▶ EXERCISE TASK: Reproduce all of the listing below without alteration.

── PROVIDED RECORDS ──

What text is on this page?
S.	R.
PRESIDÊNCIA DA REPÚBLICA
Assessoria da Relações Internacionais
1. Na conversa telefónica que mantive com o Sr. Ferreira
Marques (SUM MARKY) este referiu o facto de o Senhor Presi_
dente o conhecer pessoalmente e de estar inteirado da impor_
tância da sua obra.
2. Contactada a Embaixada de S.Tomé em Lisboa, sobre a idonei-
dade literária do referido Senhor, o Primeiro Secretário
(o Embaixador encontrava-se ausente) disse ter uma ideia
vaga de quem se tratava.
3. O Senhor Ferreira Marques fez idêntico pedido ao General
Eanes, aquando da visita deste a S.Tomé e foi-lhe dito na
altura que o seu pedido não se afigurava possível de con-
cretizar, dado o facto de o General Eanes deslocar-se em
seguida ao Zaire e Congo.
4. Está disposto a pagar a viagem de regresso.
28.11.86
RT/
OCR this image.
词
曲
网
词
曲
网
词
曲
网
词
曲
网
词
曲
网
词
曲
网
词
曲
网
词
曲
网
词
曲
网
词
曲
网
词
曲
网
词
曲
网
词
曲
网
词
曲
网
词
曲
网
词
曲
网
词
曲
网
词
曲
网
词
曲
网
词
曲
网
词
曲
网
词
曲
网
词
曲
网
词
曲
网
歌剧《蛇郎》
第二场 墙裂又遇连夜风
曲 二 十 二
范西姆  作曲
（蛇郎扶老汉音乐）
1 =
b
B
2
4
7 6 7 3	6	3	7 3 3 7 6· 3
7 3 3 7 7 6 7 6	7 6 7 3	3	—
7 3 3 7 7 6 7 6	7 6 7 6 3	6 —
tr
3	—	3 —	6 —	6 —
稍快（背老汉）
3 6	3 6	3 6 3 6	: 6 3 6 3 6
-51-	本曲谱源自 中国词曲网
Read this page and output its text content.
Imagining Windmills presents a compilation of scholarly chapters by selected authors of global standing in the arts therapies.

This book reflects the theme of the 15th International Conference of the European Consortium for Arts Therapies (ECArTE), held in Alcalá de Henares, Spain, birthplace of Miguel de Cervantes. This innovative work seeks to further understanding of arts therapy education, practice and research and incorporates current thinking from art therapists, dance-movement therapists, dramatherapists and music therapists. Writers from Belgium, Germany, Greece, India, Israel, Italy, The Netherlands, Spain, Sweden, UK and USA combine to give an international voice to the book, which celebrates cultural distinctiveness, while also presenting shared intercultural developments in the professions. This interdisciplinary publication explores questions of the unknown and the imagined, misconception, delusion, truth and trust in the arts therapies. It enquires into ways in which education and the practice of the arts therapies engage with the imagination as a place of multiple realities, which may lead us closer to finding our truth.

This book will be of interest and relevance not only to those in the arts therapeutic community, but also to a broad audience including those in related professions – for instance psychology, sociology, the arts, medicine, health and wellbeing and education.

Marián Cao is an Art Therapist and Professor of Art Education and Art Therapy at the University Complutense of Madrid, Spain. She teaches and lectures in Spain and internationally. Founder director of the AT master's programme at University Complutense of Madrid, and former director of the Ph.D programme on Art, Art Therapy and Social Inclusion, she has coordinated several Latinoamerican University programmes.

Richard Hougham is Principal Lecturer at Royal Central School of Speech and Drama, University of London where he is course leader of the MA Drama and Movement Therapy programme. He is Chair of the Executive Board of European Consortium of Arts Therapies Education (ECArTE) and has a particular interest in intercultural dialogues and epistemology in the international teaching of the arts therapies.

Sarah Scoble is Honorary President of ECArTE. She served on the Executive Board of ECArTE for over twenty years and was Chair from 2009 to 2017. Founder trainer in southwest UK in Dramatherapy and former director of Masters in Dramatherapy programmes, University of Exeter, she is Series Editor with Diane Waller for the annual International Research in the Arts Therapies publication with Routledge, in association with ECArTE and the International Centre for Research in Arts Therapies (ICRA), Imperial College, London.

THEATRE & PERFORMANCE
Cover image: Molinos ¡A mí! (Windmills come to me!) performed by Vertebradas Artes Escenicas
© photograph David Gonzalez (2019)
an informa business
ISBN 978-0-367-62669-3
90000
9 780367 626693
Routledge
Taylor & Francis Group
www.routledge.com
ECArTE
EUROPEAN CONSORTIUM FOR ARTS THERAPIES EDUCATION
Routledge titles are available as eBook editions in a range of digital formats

───

▶ COMPLETE ANSWER:
What text is on this page?
S.	R.
PRESIDÊNCIA DA REPÚBLICA
Assessoria da Relações Internacionais
1. Na conversa telefónica que mantive com o Sr. Ferreira
Marques (SUM MARKY) este referiu o facto de o Senhor Presi_
dente o conhecer pessoalmente e de estar inteirado da impor_
tância da sua obra.
2. Contactada a Embaixada de S.Tomé em Lisboa, sobre a idonei-
dade literária do referido Senhor, o Primeiro Secretário
(o Embaixador encontrava-se ausente) disse ter uma ideia
vaga de quem se tratava.
3. O Senhor Ferreira Marques fez idêntico pedido ao General
Eanes, aquando da visita deste a S.Tomé e foi-lhe dito na
altura que o seu pedido não se afigurava possível de con-
cretizar, dado o facto de o General Eanes deslocar-se em
seguida ao Zaire e Congo.
4. Está disposto a pagar a viagem de regresso.
28.11.86
RT/
OCR this image.
词
曲
网
词
曲
网
词
曲
网
词
曲
网
词
曲
网
词
曲
网
词
曲
网
词
曲
网
词
曲
网
词
曲
网
词
曲
网
词
曲
网
词
曲
网
词
曲
网
词
曲
网
词
曲
网
词
曲
网
词
曲
网
词
曲
网
词
曲
网
词
曲
网
词
曲
网
词
曲
网
词
曲
网
歌剧《蛇郎》
第二场 墙裂又遇连夜风
曲 二 十 二
范西姆  作曲
（蛇郎扶老汉音乐）
1 =
b
B
2
4
7 6 7 3	6	3	7 3 3 7 6· 3
7 3 3 7 7 6 7 6	7 6 7 3	3	—
7 3 3 7 7 6 7 6	7 6 7 6 3	6 —
tr
3	—	3 —	6 —	6 —
稍快（背老汉）
3 6	3 6	3 6 3 6	: 6 3 6 3 6
-51-	本曲谱源自 中国词曲网
Read this page and output its text content.
Imagining Windmills presents a compilation of scholarly chapters by selected authors of global standing in the arts therapies.

This book reflects the theme of the 15th International Conference of the European Consortium for Arts Therapies (ECArTE), held in Alcalá de Henares, Spain, birthplace of Miguel de Cervantes. This innovative work seeks to further understanding of arts therapy education, practice and research and incorporates current thinking from art therapists, dance-movement therapists, dramatherapists and music therapists. Writers from Belgium, Germany, Greece, India, Israel, Italy, The Netherlands, Spain, Sweden, UK and USA combine to give an international voice to the book, which celebrates cultural distinctiveness, while also presenting shared intercultural developments in the professions. This interdisciplinary publication explores questions of the unknown and the imagined, misconception, delusion, truth and trust in the arts therapies. It enquires into ways in which education and the practice of the arts therapies engage with the imagination as a place of multiple realities, which may lead us closer to finding our truth.

This book will be of interest and relevance not only to those in the arts therapeutic community, but also to a broad audience including those in related professions – for instance psychology, sociology, the arts, medicine, health and wellbeing and education.

Marián Cao is an Art Therapist and Professor of Art Education and Art Therapy at the University Complutense of Madrid, Spain. She teaches and lectures in Spain and internationally. Founder director of the AT master's programme at University Complutense of Madrid, and former director of the Ph.D programme on Art, Art Therapy and Social Inclusion, she has coordinated several Latinoamerican University programmes.

Richard Hougham is Principal Lecturer at Royal Central School of Speech and Drama, University of London where he is course leader of the MA Drama and Movement Therapy programme. He is Chair of the Executive Board of European Consortium of Arts Therapies Education (ECArTE) and has a particular interest in intercultural dialogues and epistemology in the international teaching of the arts therapies.

Sarah Scoble is Honorary President of ECArTE. She served on the Executive Board of ECArTE for over twenty years and was Chair from 2009 to 2017. Founder trainer in southwest UK in Dramatherapy and former director of Masters in Dramatherapy programmes, University of Exeter, she is Series Editor with Diane Waller for the annual International Research in the Arts Therapies publication with Routledge, in association with ECArTE and the International Centre for Research in Arts Therapies (ICRA), Imperial College, London.

THEATRE & PERFORMANCE
Cover image: Molinos ¡A mí! (Windmills come to me!) performed by Vertebradas Artes Escenicas
© photograph David Gonzalez (2019)
an informa business
ISBN 978-0-367-62669-3
90000
9 780367 626693
Routledge
Taylor & Francis Group
www.routledge.com
ECArTE
EUROPEAN CONSORTIUM FOR ARTS THERAPIES EDUCATION
Routledge titles are available as eBook editions in a range of digital formats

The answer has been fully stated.